## Stated problem
Take the material below and write it all out again exactly.

Collection entries
++++++++++

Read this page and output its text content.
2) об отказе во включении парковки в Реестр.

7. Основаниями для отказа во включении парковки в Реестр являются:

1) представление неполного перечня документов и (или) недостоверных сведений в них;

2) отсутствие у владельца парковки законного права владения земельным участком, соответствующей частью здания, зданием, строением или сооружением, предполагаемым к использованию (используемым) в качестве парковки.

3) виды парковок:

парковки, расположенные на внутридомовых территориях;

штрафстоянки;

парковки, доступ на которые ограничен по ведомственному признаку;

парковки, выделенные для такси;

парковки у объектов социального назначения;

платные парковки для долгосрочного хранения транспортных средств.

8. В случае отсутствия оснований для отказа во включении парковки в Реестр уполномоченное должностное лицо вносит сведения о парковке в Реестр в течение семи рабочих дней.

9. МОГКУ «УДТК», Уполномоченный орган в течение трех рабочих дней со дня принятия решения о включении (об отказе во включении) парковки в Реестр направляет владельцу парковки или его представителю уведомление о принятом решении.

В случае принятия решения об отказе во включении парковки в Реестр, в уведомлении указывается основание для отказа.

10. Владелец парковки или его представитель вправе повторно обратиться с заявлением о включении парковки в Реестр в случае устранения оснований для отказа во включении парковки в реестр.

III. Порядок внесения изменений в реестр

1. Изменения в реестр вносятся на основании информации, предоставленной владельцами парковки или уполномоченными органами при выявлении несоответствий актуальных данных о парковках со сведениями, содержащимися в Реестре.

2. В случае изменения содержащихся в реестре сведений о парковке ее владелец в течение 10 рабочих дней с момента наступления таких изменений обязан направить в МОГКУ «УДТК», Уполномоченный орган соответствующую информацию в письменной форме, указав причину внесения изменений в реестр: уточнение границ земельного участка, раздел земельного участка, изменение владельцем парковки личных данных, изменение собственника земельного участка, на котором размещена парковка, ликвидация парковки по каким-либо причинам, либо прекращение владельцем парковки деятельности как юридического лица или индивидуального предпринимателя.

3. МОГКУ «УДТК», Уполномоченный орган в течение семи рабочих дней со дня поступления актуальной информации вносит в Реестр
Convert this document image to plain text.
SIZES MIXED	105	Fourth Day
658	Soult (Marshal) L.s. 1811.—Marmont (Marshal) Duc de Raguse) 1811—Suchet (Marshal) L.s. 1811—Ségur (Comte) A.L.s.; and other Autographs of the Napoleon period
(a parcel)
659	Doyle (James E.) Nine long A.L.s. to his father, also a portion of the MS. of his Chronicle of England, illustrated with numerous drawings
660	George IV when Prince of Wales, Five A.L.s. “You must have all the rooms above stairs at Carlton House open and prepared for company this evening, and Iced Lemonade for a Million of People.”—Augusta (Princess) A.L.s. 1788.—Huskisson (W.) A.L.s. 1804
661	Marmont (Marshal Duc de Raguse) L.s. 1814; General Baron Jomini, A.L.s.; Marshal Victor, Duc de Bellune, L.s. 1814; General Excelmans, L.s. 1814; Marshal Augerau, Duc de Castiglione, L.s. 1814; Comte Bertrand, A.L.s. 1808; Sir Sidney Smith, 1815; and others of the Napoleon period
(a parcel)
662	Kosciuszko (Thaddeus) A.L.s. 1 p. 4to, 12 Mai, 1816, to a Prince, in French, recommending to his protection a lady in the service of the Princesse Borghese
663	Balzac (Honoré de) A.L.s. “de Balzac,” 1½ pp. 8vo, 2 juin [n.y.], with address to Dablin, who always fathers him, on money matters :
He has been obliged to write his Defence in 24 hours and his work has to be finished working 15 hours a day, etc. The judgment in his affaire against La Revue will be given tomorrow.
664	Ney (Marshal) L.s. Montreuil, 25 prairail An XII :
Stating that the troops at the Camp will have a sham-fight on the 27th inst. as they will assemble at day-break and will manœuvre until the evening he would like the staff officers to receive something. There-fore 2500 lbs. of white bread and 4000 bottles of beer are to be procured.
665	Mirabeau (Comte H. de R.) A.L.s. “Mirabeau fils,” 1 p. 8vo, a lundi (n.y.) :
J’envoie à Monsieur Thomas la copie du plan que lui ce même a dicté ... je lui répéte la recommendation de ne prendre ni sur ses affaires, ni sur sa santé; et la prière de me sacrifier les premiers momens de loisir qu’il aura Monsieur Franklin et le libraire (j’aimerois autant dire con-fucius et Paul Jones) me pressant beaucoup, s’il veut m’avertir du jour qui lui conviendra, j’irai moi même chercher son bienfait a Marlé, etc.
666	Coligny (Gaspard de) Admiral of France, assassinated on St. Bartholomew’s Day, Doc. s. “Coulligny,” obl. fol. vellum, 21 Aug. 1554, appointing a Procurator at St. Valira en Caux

++++++++++

## Result
Read this page and output its text content.
2) об отказе во включении парковки в Реестр.

7. Основаниями для отказа во включении парковки в Реестр являются:

1) представление неполного перечня документов и (или) недостоверных сведений в них;

2) отсутствие у владельца парковки законного права владения земельным участком, соответствующей частью здания, зданием, строением или сооружением, предполагаемым к использованию (используемым) в качестве парковки.

3) виды парковок:

парковки, расположенные на внутридомовых территориях;

штрафстоянки;

парковки, доступ на которые ограничен по ведомственному признаку;

парковки, выделенные для такси;

парковки у объектов социального назначения;

платные парковки для долгосрочного хранения транспортных средств.

8. В случае отсутствия оснований для отказа во включении парковки в Реестр уполномоченное должностное лицо вносит сведения о парковке в Реестр в течение семи рабочих дней.

9. МОГКУ «УДТК», Уполномоченный орган в течение трех рабочих дней со дня принятия решения о включении (об отказе во включении) парковки в Реестр направляет владельцу парковки или его представителю уведомление о принятом решении.

В случае принятия решения об отказе во включении парковки в Реестр, в уведомлении указывается основание для отказа.

10. Владелец парковки или его представитель вправе повторно обратиться с заявлением о включении парковки в Реестр в случае устранения оснований для отказа во включении парковки в реестр.

III. Порядок внесения изменений в реестр

1. Изменения в реестр вносятся на основании информации, предоставленной владельцами парковки или уполномоченными органами при выявлении несоответствий актуальных данных о парковках со сведениями, содержащимися в Реестре.

2. В случае изменения содержащихся в реестре сведений о парковке ее владелец в течение 10 рабочих дней с момента наступления таких изменений обязан направить в МОГКУ «УДТК», Уполномоченный орган соответствующую информацию в письменной форме, указав причину внесения изменений в реестр: уточнение границ земельного участка, раздел земельного участка, изменение владельцем парковки личных данных, изменение собственника земельного участка, на котором размещена парковка, ликвидация парковки по каким-либо причинам, либо прекращение владельцем парковки деятельности как юридического лица или индивидуального предпринимателя.

3. МОГКУ «УДТК», Уполномоченный орган в течение семи рабочих дней со дня поступления актуальной информации вносит в Реестр
Convert this document image to plain text.
SIZES MIXED	105	Fourth Day
658	Soult (Marshal) L.s. 1811.—Marmont (Marshal) Duc de Raguse) 1811—Suchet (Marshal) L.s. 1811—Ségur (Comte) A.L.s.; and other Autographs of the Napoleon period
(a parcel)
659	Doyle (James E.) Nine long A.L.s. to his father, also a portion of the MS. of his Chronicle of England, illustrated with numerous drawings
660	George IV when Prince of Wales, Five A.L.s. “You must have all the rooms above stairs at Carlton House open and prepared for company this evening, and Iced Lemonade for a Million of People.”—Augusta (Princess) A.L.s. 1788.—Huskisson (W.) A.L.s. 1804
661	Marmont (Marshal Duc de Raguse) L.s. 1814; General Baron Jomini, A.L.s.; Marshal Victor, Duc de Bellune, L.s. 1814; General Excelmans, L.s. 1814; Marshal Augerau, Duc de Castiglione, L.s. 1814; Comte Bertrand, A.L.s. 1808; Sir Sidney Smith, 1815; and others of the Napoleon period
(a parcel)
662	Kosciuszko (Thaddeus) A.L.s. 1 p. 4to, 12 Mai, 1816, to a Prince, in French, recommending to his protection a lady in the service of the Princesse Borghese
663	Balzac (Honoré de) A.L.s. “de Balzac,” 1½ pp. 8vo, 2 juin [n.y.], with address to Dablin, who always fathers him, on money matters :
He has been obliged to write his Defence in 24 hours and his work has to be finished working 15 hours a day, etc. The judgment in his affaire against La Revue will be given tomorrow.
664	Ney (Marshal) L.s. Montreuil, 25 prairail An XII :
Stating that the troops at the Camp will have a sham-fight on the 27th inst. as they will assemble at day-break and will manœuvre until the evening he would like the staff officers to receive something. There-fore 2500 lbs. of white bread and 4000 bottles of beer are to be procured.
665	Mirabeau (Comte H. de R.) A.L.s. “Mirabeau fils,” 1 p. 8vo, a lundi (n.y.) :
J’envoie à Monsieur Thomas la copie du plan que lui ce même a dicté ... je lui répéte la recommendation de ne prendre ni sur ses affaires, ni sur sa santé; et la prière de me sacrifier les premiers momens de loisir qu’il aura Monsieur Franklin et le libraire (j’aimerois autant dire con-fucius et Paul Jones) me pressant beaucoup, s’il veut m’avertir du jour qui lui conviendra, j’irai moi même chercher son bienfait a Marlé, etc.
666	Coligny (Gaspard de) Admiral of France, assassinated on St. Bartholomew’s Day, Doc. s. “Coulligny,” obl. fol. vellum, 21 Aug. 1554, appointing a Procurator at St. Valira en Caux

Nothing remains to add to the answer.